Extracts from a graphics dataset
----------

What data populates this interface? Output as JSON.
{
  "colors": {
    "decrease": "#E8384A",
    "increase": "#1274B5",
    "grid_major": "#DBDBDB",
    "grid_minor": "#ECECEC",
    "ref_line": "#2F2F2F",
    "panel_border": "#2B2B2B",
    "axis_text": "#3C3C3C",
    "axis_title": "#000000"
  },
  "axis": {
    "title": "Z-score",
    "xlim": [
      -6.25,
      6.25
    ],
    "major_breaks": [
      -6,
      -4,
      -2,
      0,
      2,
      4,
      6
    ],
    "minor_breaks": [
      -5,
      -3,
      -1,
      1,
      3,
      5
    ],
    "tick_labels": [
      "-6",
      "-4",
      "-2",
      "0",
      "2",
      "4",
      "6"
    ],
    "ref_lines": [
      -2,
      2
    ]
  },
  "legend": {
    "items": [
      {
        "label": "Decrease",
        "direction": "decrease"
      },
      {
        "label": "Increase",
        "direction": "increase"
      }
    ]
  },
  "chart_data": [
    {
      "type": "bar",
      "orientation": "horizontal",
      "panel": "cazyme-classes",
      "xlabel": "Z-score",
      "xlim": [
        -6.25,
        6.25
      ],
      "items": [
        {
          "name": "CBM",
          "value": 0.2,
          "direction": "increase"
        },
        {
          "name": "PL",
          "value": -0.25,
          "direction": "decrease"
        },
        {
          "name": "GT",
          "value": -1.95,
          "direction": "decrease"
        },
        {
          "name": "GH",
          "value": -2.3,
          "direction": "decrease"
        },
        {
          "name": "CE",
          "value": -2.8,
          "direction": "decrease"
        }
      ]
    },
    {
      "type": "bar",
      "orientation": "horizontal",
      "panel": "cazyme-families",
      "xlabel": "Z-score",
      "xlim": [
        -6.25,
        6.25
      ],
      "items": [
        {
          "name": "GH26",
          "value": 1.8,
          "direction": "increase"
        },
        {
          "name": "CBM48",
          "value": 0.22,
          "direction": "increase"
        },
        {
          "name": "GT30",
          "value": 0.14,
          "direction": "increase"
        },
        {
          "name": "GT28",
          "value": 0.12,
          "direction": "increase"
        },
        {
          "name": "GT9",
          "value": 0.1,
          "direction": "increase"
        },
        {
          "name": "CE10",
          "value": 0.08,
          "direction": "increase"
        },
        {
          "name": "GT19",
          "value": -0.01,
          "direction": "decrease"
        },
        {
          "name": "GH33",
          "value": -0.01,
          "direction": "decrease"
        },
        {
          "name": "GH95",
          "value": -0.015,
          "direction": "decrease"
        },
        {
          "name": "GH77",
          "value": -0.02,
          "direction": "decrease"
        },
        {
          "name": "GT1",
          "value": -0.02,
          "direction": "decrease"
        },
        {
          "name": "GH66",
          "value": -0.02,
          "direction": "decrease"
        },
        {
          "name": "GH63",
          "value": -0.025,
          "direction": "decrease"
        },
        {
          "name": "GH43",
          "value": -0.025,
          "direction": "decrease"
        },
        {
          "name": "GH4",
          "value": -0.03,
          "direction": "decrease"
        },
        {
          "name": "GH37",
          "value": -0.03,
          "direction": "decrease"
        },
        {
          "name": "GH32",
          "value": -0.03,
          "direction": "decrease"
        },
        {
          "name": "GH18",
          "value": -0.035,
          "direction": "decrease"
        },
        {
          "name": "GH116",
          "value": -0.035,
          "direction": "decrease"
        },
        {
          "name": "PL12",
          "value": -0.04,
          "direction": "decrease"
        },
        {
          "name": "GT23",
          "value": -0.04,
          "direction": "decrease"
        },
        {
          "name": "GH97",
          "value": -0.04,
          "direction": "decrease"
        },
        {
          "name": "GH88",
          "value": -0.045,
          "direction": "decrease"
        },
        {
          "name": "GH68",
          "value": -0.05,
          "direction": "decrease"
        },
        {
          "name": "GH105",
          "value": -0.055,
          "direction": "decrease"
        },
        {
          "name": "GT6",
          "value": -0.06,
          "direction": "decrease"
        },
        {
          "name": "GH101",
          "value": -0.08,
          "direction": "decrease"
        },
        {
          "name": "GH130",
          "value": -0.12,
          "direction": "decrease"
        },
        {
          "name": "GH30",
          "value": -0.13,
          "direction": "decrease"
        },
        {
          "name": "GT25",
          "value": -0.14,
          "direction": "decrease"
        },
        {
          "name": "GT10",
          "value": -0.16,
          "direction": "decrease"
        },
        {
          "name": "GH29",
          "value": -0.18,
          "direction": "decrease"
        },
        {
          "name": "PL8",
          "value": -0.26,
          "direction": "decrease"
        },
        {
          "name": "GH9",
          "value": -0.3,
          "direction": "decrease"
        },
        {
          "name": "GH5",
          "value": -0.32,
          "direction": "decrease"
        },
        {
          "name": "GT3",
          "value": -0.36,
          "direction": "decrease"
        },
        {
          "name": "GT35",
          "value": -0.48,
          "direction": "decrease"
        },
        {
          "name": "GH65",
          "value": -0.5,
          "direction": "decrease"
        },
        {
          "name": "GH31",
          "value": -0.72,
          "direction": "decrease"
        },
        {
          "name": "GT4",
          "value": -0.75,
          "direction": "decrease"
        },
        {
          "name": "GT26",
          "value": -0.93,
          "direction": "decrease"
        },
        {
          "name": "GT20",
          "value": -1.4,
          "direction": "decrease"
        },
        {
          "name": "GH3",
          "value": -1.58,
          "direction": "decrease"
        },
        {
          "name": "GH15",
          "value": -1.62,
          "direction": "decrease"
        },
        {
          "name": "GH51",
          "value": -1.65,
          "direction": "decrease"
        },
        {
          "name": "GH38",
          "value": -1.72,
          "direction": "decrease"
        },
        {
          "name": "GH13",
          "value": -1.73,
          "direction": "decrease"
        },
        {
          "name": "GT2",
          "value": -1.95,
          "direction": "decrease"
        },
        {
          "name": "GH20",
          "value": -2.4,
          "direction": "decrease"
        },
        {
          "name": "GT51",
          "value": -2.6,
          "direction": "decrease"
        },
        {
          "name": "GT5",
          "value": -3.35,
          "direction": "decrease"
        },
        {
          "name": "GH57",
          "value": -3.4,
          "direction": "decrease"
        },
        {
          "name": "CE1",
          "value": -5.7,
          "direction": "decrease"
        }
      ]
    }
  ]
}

----------

INSTRUCTION ->
Write the data from above out again, exactly.

FINAL ANSWER ->
What data populates this interface? Output as JSON.
{
  "colors": {
    "decrease": "#E8384A",
    "increase": "#1274B5",
    "grid_major": "#DBDBDB",
    "grid_minor": "#ECECEC",
    "ref_line": "#2F2F2F",
    "panel_border": "#2B2B2B",
    "axis_text": "#3C3C3C",
    "axis_title": "#000000"
  },
  "axis": {
    "title": "Z-score",
    "xlim": [
      -6.25,
      6.25
    ],
    "major_breaks": [
      -6,
      -4,
      -2,
      0,
      2,
      4,
      6
    ],
    "minor_breaks": [
      -5,
      -3,
      -1,
      1,
      3,
      5
    ],
    "tick_labels": [
      "-6",
      "-4",
      "-2",
      "0",
      "2",
      "4",
      "6"
    ],
    "ref_lines": [
      -2,
      2
    ]
  },
  "legend": {
    "items": [
      {
        "label": "Decrease",
        "direction": "decrease"
      },
      {
        "label": "Increase",
        "direction": "increase"
      }
    ]
  },
  "chart_data": [
    {
      "type": "bar",
      "orientation": "horizontal",
      "panel": "cazyme-classes",
      "xlabel": "Z-score",
      "xlim": [
        -6.25,
        6.25
      ],
      "items": [
        {
          "name": "CBM",
          "value": 0.2,
          "direction": "increase"
        },
        {
          "name": "PL",
          "value": -0.25,
          "direction": "decrease"
        },
        {
          "name": "GT",
          "value": -1.95,
          "direction": "decrease"
        },
        {
          "name": "GH",
          "value": -2.3,
          "direction": "decrease"
        },
        {
          "name": "CE",
          "value": -2.8,
          "direction": "decrease"
        }
      ]
    },
    {
      "type": "bar",
      "orientation": "horizontal",
      "panel": "cazyme-families",
      "xlabel": "Z-score",
      "xlim": [
        -6.25,
        6.25
      ],
      "items": [
        {
          "name": "GH26",
          "value": 1.8,
          "direction": "increase"
        },
        {
          "name": "CBM48",
          "value": 0.22,
          "direction": "increase"
        },
        {
          "name": "GT30",
          "value": 0.14,
          "direction": "increase"
        },
        {
          "name": "GT28",
          "value": 0.12,
          "direction": "increase"
        },
        {
          "name": "GT9",
          "value": 0.1,
          "direction": "increase"
        },
        {
          "name": "CE10",
          "value": 0.08,
          "direction": "increase"
        },
        {
          "name": "GT19",
          "value": -0.01,
          "direction": "decrease"
        },
        {
          "name": "GH33",
          "value": -0.01,
          "direction": "decrease"
        },
        {
          "name": "GH95",
          "value": -0.015,
          "direction": "decrease"
        },
        {
          "name": "GH77",
          "value": -0.02,
          "direction": "decrease"
        },
        {
          "name": "GT1",
          "value": -0.02,
          "direction": "decrease"
        },
        {
          "name": "GH66",
          "value": -0.02,
          "direction": "decrease"
        },
        {
          "name": "GH63",
          "value": -0.025,
          "direction": "decrease"
        },
        {
          "name": "GH43",
          "value": -0.025,
          "direction": "decrease"
        },
        {
          "name": "GH4",
          "value": -0.03,
          "direction": "decrease"
        },
        {
          "name": "GH37",
          "value": -0.03,
          "direction": "decrease"
        },
        {
          "name": "GH32",
          "value": -0.03,
          "direction": "decrease"
        },
        {
          "name": "GH18",
          "value": -0.035,
          "direction": "decrease"
        },
        {
          "name": "GH116",
          "value": -0.035,
          "direction": "decrease"
        },
        {
          "name": "PL12",
          "value": -0.04,
          "direction": "decrease"
        },
        {
          "name": "GT23",
          "value": -0.04,
          "direction": "decrease"
        },
        {
          "name": "GH97",
          "value": -0.04,
          "direction": "decrease"
        },
        {
          "name": "GH88",
          "value": -0.045,
          "direction": "decrease"
        },
        {
          "name": "GH68",
          "value": -0.05,
          "direction": "decrease"
        },
        {
          "name": "GH105",
          "value": -0.055,
          "direction": "decrease"
        },
        {
          "name": "GT6",
          "value": -0.06,
          "direction": "decrease"
        },
        {
          "name": "GH101",
          "value": -0.08,
          "direction": "decrease"
        },
        {
          "name": "GH130",
          "value": -0.12,
          "direction": "decrease"
        },
        {
          "name": "GH30",
          "value": -0.13,
          "direction": "decrease"
        },
        {
          "name": "GT25",
          "value": -0.14,
          "direction": "decrease"
        },
        {
          "name": "GT10",
          "value": -0.16,
          "direction": "decrease"
        },
        {
          "name": "GH29",
          "value": -0.18,
          "direction": "decrease"
        },
        {
          "name": "PL8",
          "value": -0.26,
          "direction": "decrease"
        },
        {
          "name": "GH9",
          "value": -0.3,
          "direction": "decrease"
        },
        {
          "name": "GH5",
          "value": -0.32,
          "direction": "decrease"
        },
        {
          "name": "GT3",
          "value": -0.36,
          "direction": "decrease"
        },
        {
          "name": "GT35",
          "value": -0.48,
          "direction": "decrease"
        },
        {
          "name": "GH65",
          "value": -0.5,
          "direction": "decrease"
        },
        {
          "name": "GH31",
          "value": -0.72,
          "direction": "decrease"
        },
        {
          "name": "GT4",
          "value": -0.75,
          "direction": "decrease"
        },
        {
          "name": "GT26",
          "value": -0.93,
          "direction": "decrease"
        },
        {
          "name": "GT20",
          "value": -1.4,
          "direction": "decrease"
        },
        {
          "name": "GH3",
          "value": -1.58,
          "direction": "decrease"
        },
        {
          "name": "GH15",
          "value": -1.62,
          "direction": "decrease"
        },
        {
          "name": "GH51",
          "value": -1.65,
          "direction": "decrease"
        },
        {
          "name": "GH38",
          "value": -1.72,
          "direction": "decrease"
        },
        {
          "name": "GH13",
          "value": -1.73,
          "direction": "decrease"
        },
        {
          "name": "GT2",
          "value": -1.95,
          "direction": "decrease"
        },
        {
          "name": "GH20",
          "value": -2.4,
          "direction": "decrease"
        },
        {
          "name": "GT51",
          "value": -2.6,
          "direction": "decrease"
        },
        {
          "name": "GT5",
          "value": -3.35,
          "direction": "decrease"
        },
        {
          "name": "GH57",
          "value": -3.4,
          "direction": "decrease"
        },
        {
          "name": "CE1",
          "value": -5.7,
          "direction": "decrease"
        }
      ]
    }
  ]
}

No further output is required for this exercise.